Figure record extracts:
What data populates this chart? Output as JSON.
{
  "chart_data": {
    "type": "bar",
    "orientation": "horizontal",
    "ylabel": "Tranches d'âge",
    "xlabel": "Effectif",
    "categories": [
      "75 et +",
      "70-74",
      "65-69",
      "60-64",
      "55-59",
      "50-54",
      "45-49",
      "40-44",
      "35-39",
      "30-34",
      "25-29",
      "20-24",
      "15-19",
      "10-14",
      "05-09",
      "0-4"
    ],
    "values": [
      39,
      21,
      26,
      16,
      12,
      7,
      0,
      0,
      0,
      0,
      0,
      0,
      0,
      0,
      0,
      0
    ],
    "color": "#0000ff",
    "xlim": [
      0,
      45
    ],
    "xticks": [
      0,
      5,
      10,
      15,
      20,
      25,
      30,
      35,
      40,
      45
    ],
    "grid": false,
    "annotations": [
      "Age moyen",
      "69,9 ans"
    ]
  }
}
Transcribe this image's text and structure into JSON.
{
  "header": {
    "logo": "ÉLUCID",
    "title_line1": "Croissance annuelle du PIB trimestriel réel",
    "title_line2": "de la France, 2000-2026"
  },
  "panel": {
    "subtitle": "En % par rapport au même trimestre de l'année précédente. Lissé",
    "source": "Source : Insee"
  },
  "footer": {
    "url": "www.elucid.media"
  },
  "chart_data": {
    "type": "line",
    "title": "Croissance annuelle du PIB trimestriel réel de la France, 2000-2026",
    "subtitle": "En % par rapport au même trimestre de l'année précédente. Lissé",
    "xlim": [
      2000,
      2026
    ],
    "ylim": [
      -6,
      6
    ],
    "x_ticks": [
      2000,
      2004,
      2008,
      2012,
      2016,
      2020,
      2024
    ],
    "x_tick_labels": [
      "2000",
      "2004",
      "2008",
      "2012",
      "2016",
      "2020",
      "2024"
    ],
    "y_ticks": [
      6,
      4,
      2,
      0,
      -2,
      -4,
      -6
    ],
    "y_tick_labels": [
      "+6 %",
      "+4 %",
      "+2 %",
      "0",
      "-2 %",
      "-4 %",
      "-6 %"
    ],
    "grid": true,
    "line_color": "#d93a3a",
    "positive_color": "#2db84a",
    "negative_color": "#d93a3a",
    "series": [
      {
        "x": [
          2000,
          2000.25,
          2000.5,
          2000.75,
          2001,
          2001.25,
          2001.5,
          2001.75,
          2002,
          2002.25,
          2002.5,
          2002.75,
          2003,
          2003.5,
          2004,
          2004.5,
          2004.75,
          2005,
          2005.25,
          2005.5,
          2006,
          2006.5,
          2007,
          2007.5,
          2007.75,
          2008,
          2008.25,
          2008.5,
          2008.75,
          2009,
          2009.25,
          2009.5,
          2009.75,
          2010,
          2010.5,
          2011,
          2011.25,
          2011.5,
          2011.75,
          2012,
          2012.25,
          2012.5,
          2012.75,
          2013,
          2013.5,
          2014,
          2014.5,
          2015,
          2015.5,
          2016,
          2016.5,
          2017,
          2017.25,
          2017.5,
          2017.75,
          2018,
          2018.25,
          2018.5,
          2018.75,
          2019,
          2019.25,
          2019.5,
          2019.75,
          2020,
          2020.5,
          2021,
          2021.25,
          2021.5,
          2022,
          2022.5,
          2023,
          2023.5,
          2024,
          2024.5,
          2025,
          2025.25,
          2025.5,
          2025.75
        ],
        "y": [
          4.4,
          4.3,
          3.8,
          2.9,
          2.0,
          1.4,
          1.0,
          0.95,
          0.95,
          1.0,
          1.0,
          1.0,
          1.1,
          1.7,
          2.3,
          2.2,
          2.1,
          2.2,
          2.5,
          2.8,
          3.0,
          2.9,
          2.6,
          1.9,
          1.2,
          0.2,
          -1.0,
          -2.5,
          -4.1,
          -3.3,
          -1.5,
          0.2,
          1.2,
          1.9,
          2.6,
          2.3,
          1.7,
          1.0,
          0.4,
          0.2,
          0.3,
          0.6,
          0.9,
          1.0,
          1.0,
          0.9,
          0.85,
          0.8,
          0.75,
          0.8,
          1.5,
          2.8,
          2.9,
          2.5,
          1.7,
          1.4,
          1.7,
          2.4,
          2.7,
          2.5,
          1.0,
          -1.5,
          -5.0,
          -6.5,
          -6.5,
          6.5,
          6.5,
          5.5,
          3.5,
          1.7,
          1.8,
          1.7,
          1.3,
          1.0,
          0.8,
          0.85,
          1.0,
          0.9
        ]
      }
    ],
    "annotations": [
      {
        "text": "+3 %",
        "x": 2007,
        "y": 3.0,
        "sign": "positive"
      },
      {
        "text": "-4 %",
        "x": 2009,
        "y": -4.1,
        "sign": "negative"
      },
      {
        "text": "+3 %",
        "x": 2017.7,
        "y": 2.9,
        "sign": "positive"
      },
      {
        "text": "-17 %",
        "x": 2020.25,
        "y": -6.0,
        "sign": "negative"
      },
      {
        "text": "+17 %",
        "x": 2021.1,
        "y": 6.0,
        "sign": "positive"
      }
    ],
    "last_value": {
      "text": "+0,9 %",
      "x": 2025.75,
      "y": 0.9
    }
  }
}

* Stated task *
Give the count of lines holding the word "text" and nothing more.

* Correct response *
7